Your task is to locate every line holding the string "Time" and to copy each of them.

————————

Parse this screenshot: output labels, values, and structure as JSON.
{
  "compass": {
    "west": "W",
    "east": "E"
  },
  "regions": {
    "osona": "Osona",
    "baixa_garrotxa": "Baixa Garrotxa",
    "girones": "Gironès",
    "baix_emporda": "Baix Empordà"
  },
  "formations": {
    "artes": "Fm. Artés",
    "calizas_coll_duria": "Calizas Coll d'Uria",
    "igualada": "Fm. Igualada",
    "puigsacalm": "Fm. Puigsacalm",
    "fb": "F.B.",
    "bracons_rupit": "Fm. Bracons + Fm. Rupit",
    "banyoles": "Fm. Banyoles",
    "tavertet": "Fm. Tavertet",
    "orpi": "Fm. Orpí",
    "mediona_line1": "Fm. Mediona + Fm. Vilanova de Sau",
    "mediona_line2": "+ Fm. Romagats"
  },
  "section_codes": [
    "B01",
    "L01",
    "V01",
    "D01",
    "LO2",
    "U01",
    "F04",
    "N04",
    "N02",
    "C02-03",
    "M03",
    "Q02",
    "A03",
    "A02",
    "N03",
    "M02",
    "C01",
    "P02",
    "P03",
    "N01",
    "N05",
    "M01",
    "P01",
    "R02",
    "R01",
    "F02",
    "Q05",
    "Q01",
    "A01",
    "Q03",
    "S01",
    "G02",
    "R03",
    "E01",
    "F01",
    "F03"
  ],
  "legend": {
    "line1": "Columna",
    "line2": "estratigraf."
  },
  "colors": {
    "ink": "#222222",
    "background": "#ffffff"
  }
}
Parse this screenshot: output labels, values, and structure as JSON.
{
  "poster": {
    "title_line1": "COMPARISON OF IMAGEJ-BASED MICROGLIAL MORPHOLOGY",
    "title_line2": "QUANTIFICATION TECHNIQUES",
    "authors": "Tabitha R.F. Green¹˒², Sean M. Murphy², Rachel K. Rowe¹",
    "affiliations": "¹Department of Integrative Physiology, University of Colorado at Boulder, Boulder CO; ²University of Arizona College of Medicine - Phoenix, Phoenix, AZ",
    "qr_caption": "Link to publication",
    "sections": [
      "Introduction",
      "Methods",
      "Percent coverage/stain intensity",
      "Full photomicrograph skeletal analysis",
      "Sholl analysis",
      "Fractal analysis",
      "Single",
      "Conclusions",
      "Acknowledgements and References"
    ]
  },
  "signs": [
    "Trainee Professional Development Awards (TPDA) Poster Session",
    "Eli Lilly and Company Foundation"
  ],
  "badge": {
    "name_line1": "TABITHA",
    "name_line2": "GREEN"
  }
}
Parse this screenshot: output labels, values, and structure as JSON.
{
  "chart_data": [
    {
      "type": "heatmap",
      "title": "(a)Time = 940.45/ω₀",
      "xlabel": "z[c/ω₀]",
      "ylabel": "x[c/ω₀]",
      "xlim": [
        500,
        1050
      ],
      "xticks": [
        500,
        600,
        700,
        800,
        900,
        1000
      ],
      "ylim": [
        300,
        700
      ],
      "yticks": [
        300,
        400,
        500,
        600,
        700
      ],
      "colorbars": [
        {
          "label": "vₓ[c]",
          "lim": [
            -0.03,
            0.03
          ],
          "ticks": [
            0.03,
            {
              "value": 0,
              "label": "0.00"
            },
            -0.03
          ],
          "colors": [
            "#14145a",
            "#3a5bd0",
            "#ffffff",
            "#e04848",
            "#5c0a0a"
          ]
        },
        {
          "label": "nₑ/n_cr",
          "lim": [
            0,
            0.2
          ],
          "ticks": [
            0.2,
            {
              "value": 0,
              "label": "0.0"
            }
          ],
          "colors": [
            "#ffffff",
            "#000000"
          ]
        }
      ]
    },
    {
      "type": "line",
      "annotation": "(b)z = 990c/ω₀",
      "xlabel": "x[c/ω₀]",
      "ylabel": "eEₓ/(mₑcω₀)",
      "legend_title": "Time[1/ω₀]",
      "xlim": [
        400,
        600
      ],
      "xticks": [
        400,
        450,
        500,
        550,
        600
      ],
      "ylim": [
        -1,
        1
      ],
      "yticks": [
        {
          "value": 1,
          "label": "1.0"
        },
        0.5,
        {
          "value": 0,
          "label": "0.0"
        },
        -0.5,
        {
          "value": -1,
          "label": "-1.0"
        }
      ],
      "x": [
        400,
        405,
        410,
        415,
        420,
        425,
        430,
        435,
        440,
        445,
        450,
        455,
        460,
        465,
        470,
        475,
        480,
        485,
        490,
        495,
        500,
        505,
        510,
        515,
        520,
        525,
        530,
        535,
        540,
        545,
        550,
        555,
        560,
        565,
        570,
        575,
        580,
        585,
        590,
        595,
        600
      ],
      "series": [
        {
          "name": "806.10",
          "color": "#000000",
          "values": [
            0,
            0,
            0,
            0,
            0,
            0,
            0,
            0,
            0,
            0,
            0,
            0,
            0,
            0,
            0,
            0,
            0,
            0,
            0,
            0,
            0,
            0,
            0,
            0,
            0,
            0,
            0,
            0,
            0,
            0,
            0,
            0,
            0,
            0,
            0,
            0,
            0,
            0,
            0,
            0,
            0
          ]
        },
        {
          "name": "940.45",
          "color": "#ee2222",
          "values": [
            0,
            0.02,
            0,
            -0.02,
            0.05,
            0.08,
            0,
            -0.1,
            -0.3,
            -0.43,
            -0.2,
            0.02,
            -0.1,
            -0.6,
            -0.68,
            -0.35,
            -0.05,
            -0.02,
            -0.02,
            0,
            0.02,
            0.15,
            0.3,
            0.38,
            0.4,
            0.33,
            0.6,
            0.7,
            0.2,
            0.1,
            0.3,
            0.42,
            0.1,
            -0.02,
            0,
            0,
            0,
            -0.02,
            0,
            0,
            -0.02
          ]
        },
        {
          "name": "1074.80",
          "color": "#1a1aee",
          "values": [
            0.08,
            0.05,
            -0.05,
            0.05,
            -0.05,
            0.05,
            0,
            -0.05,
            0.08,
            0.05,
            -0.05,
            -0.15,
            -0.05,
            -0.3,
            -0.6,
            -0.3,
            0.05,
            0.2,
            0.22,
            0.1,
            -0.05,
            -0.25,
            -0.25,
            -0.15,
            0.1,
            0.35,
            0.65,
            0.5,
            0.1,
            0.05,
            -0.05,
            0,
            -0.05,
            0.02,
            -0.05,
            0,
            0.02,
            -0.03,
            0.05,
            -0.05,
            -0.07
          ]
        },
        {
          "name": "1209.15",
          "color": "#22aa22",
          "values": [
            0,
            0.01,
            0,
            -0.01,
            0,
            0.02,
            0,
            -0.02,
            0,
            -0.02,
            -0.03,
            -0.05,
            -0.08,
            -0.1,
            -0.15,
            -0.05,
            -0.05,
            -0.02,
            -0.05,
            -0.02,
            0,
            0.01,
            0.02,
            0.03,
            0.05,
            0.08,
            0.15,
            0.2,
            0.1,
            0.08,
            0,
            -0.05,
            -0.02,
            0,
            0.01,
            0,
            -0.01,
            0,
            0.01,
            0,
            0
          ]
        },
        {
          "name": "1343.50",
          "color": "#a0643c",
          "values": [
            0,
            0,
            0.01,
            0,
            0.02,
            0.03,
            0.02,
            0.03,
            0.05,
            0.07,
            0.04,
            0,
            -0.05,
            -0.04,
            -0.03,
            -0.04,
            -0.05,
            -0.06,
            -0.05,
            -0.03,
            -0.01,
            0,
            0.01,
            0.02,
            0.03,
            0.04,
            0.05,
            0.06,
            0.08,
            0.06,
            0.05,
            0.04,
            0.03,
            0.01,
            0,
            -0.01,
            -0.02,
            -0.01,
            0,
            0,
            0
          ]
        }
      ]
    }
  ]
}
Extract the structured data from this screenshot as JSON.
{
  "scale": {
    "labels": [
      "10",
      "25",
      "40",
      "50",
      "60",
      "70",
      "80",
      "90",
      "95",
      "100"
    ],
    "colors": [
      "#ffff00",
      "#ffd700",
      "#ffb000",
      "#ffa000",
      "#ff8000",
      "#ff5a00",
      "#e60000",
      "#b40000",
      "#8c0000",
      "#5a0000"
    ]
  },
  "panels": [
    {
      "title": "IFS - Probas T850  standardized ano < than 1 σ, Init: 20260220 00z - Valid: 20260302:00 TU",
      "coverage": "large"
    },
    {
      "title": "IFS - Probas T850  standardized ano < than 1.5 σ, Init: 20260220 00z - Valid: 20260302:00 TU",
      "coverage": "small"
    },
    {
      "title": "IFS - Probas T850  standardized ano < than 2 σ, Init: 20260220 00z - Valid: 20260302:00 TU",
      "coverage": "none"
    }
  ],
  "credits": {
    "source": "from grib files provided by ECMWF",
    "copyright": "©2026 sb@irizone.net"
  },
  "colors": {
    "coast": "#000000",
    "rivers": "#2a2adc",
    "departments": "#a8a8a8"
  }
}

————————

Expected answer >>
      "title": "(a)Time = 940.45/ω₀",
      "legend_title": "Time[1/ω₀]",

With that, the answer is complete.